* [Your instructions] Without including the pictures, copy out every line below.

— START OF Dataset content —

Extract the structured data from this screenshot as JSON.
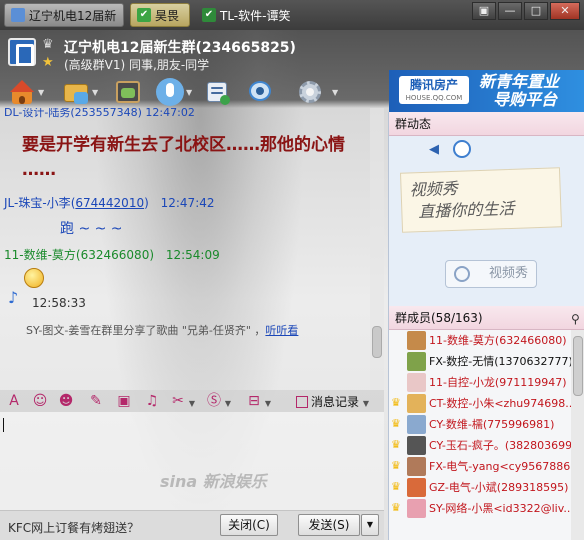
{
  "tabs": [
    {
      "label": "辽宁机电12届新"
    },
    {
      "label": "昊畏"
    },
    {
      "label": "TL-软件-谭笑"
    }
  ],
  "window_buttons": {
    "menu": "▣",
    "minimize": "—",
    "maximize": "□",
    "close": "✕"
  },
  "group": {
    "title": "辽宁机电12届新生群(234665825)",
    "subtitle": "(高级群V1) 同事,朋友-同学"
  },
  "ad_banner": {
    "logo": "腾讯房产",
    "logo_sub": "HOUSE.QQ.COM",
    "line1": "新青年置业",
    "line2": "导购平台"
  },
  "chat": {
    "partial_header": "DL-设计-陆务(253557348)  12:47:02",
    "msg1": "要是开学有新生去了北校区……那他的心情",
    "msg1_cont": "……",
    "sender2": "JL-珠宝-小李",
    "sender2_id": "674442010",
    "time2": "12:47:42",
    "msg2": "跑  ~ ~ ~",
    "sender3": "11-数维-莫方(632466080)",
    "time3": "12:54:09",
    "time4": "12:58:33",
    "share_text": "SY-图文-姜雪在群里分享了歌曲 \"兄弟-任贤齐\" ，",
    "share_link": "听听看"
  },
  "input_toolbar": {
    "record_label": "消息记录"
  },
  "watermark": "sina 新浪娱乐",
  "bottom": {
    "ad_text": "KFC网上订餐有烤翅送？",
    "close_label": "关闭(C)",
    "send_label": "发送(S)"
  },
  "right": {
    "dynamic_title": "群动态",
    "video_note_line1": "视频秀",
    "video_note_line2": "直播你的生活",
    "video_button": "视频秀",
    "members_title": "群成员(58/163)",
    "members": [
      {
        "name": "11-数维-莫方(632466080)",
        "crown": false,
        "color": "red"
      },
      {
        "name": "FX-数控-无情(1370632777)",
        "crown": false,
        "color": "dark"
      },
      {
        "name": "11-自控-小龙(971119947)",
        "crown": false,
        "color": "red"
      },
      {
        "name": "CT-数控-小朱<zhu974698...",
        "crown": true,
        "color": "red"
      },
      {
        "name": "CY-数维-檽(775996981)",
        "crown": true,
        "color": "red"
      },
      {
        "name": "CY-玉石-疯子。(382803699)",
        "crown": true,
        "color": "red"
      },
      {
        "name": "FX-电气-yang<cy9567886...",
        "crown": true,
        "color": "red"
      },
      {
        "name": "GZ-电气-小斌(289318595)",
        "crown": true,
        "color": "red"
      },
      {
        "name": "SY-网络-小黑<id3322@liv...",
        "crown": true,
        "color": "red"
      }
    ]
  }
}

— END OF Dataset content —

* [Solution]
Extract the structured data from this screenshot as JSON.
{
  "tabs": [
    {
      "label": "辽宁机电12届新"
    },
    {
      "label": "昊畏"
    },
    {
      "label": "TL-软件-谭笑"
    }
  ],
  "window_buttons": {
    "menu": "▣",
    "minimize": "—",
    "maximize": "□",
    "close": "✕"
  },
  "group": {
    "title": "辽宁机电12届新生群(234665825)",
    "subtitle": "(高级群V1) 同事,朋友-同学"
  },
  "ad_banner": {
    "logo": "腾讯房产",
    "logo_sub": "HOUSE.QQ.COM",
    "line1": "新青年置业",
    "line2": "导购平台"
  },
  "chat": {
    "partial_header": "DL-设计-陆务(253557348)  12:47:02",
    "msg1": "要是开学有新生去了北校区……那他的心情",
    "msg1_cont": "……",
    "sender2": "JL-珠宝-小李",
    "sender2_id": "674442010",
    "time2": "12:47:42",
    "msg2": "跑  ~ ~ ~",
    "sender3": "11-数维-莫方(632466080)",
    "time3": "12:54:09",
    "time4": "12:58:33",
    "share_text": "SY-图文-姜雪在群里分享了歌曲 \"兄弟-任贤齐\" ，",
    "share_link": "听听看"
  },
  "input_toolbar": {
    "record_label": "消息记录"
  },
  "watermark": "sina 新浪娱乐",
  "bottom": {
    "ad_text": "KFC网上订餐有烤翅送？",
    "close_label": "关闭(C)",
    "send_label": "发送(S)"
  },
  "right": {
    "dynamic_title": "群动态",
    "video_note_line1": "视频秀",
    "video_note_line2": "直播你的生活",
    "video_button": "视频秀",
    "members_title": "群成员(58/163)",
    "members": [
      {
        "name": "11-数维-莫方(632466080)",
        "crown": false,
        "color": "red"
      },
      {
        "name": "FX-数控-无情(1370632777)",
        "crown": false,
        "color": "dark"
      },
      {
        "name": "11-自控-小龙(971119947)",
        "crown": false,
        "color": "red"
      },
      {
        "name": "CT-数控-小朱<zhu974698...",
        "crown": true,
        "color": "red"
      },
      {
        "name": "CY-数维-檽(775996981)",
        "crown": true,
        "color": "red"
      },
      {
        "name": "CY-玉石-疯子。(382803699)",
        "crown": true,
        "color": "red"
      },
      {
        "name": "FX-电气-yang<cy9567886...",
        "crown": true,
        "color": "red"
      },
      {
        "name": "GZ-电气-小斌(289318595)",
        "crown": true,
        "color": "red"
      },
      {
        "name": "SY-网络-小黑<id3322@liv...",
        "crown": true,
        "color": "red"
      }
    ]
  }
}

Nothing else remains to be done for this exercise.